Repeat all of the records verbatim.
------------------------------------
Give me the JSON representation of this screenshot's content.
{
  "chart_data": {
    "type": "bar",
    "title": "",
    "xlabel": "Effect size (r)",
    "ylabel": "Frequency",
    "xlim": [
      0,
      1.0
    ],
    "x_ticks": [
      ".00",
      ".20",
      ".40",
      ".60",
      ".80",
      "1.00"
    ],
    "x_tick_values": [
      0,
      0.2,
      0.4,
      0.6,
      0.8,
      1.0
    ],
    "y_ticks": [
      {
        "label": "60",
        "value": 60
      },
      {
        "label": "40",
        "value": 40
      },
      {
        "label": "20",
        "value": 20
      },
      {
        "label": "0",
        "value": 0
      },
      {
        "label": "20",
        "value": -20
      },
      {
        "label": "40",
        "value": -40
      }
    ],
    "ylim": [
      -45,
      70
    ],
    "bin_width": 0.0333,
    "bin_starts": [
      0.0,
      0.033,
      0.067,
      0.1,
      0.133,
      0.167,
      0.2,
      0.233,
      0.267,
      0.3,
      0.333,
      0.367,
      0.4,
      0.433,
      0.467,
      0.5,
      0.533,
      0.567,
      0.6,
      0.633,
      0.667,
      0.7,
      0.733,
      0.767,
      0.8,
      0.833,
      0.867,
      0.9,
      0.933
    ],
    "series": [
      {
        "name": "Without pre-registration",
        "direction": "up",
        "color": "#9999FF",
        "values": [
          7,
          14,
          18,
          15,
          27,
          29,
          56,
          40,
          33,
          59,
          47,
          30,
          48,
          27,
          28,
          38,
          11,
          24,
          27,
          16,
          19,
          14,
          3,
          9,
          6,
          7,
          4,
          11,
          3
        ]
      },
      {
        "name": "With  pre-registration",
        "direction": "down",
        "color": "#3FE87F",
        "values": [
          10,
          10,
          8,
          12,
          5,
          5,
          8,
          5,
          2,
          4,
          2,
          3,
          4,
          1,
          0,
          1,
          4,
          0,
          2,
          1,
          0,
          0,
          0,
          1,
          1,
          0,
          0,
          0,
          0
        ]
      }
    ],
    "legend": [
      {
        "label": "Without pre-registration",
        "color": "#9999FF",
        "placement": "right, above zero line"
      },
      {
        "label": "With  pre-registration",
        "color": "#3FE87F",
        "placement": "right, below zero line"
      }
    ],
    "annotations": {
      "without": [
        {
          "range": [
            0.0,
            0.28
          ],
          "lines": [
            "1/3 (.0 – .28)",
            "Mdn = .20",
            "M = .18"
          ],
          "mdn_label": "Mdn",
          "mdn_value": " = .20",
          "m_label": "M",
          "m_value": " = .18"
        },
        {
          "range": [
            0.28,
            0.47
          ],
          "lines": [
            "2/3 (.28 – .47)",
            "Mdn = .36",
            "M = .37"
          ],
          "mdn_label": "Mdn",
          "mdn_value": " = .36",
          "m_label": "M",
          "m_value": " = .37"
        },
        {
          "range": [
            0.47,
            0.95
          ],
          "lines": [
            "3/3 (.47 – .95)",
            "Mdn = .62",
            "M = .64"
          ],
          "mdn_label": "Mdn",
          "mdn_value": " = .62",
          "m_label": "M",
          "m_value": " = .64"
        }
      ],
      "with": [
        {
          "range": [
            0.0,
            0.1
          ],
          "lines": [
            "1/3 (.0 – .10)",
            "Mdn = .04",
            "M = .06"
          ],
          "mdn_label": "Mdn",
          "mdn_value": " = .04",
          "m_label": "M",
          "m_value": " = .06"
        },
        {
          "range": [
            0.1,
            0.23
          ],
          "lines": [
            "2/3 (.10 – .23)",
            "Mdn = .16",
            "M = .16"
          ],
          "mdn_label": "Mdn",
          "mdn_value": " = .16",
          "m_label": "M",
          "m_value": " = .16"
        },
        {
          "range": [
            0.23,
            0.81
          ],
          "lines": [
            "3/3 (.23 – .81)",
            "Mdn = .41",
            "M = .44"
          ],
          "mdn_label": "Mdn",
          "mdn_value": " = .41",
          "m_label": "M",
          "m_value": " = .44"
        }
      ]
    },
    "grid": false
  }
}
------------------------------------
* **Task answer**
Give me the JSON representation of this screenshot's content.
{
  "chart_data": {
    "type": "bar",
    "title": "",
    "xlabel": "Effect size (r)",
    "ylabel": "Frequency",
    "xlim": [
      0,
      1.0
    ],
    "x_ticks": [
      ".00",
      ".20",
      ".40",
      ".60",
      ".80",
      "1.00"
    ],
    "x_tick_values": [
      0,
      0.2,
      0.4,
      0.6,
      0.8,
      1.0
    ],
    "y_ticks": [
      {
        "label": "60",
        "value": 60
      },
      {
        "label": "40",
        "value": 40
      },
      {
        "label": "20",
        "value": 20
      },
      {
        "label": "0",
        "value": 0
      },
      {
        "label": "20",
        "value": -20
      },
      {
        "label": "40",
        "value": -40
      }
    ],
    "ylim": [
      -45,
      70
    ],
    "bin_width": 0.0333,
    "bin_starts": [
      0.0,
      0.033,
      0.067,
      0.1,
      0.133,
      0.167,
      0.2,
      0.233,
      0.267,
      0.3,
      0.333,
      0.367,
      0.4,
      0.433,
      0.467,
      0.5,
      0.533,
      0.567,
      0.6,
      0.633,
      0.667,
      0.7,
      0.733,
      0.767,
      0.8,
      0.833,
      0.867,
      0.9,
      0.933
    ],
    "series": [
      {
        "name": "Without pre-registration",
        "direction": "up",
        "color": "#9999FF",
        "values": [
          7,
          14,
          18,
          15,
          27,
          29,
          56,
          40,
          33,
          59,
          47,
          30,
          48,
          27,
          28,
          38,
          11,
          24,
          27,
          16,
          19,
          14,
          3,
          9,
          6,
          7,
          4,
          11,
          3
        ]
      },
      {
        "name": "With  pre-registration",
        "direction": "down",
        "color": "#3FE87F",
        "values": [
          10,
          10,
          8,
          12,
          5,
          5,
          8,
          5,
          2,
          4,
          2,
          3,
          4,
          1,
          0,
          1,
          4,
          0,
          2,
          1,
          0,
          0,
          0,
          1,
          1,
          0,
          0,
          0,
          0
        ]
      }
    ],
    "legend": [
      {
        "label": "Without pre-registration",
        "color": "#9999FF",
        "placement": "right, above zero line"
      },
      {
        "label": "With  pre-registration",
        "color": "#3FE87F",
        "placement": "right, below zero line"
      }
    ],
    "annotations": {
      "without": [
        {
          "range": [
            0.0,
            0.28
          ],
          "lines": [
            "1/3 (.0 – .28)",
            "Mdn = .20",
            "M = .18"
          ],
          "mdn_label": "Mdn",
          "mdn_value": " = .20",
          "m_label": "M",
          "m_value": " = .18"
        },
        {
          "range": [
            0.28,
            0.47
          ],
          "lines": [
            "2/3 (.28 – .47)",
            "Mdn = .36",
            "M = .37"
          ],
          "mdn_label": "Mdn",
          "mdn_value": " = .36",
          "m_label": "M",
          "m_value": " = .37"
        },
        {
          "range": [
            0.47,
            0.95
          ],
          "lines": [
            "3/3 (.47 – .95)",
            "Mdn = .62",
            "M = .64"
          ],
          "mdn_label": "Mdn",
          "mdn_value": " = .62",
          "m_label": "M",
          "m_value": " = .64"
        }
      ],
      "with": [
        {
          "range": [
            0.0,
            0.1
          ],
          "lines": [
            "1/3 (.0 – .10)",
            "Mdn = .04",
            "M = .06"
          ],
          "mdn_label": "Mdn",
          "mdn_value": " = .04",
          "m_label": "M",
          "m_value": " = .06"
        },
        {
          "range": [
            0.1,
            0.23
          ],
          "lines": [
            "2/3 (.10 – .23)",
            "Mdn = .16",
            "M = .16"
          ],
          "mdn_label": "Mdn",
          "mdn_value": " = .16",
          "m_label": "M",
          "m_value": " = .16"
        },
        {
          "range": [
            0.23,
            0.81
          ],
          "lines": [
            "3/3 (.23 – .81)",
            "Mdn = .41",
            "M = .44"
          ],
          "mdn_label": "Mdn",
          "mdn_value": " = .41",
          "m_label": "M",
          "m_value": " = .44"
        }
      ]
    },
    "grid": false
  }
}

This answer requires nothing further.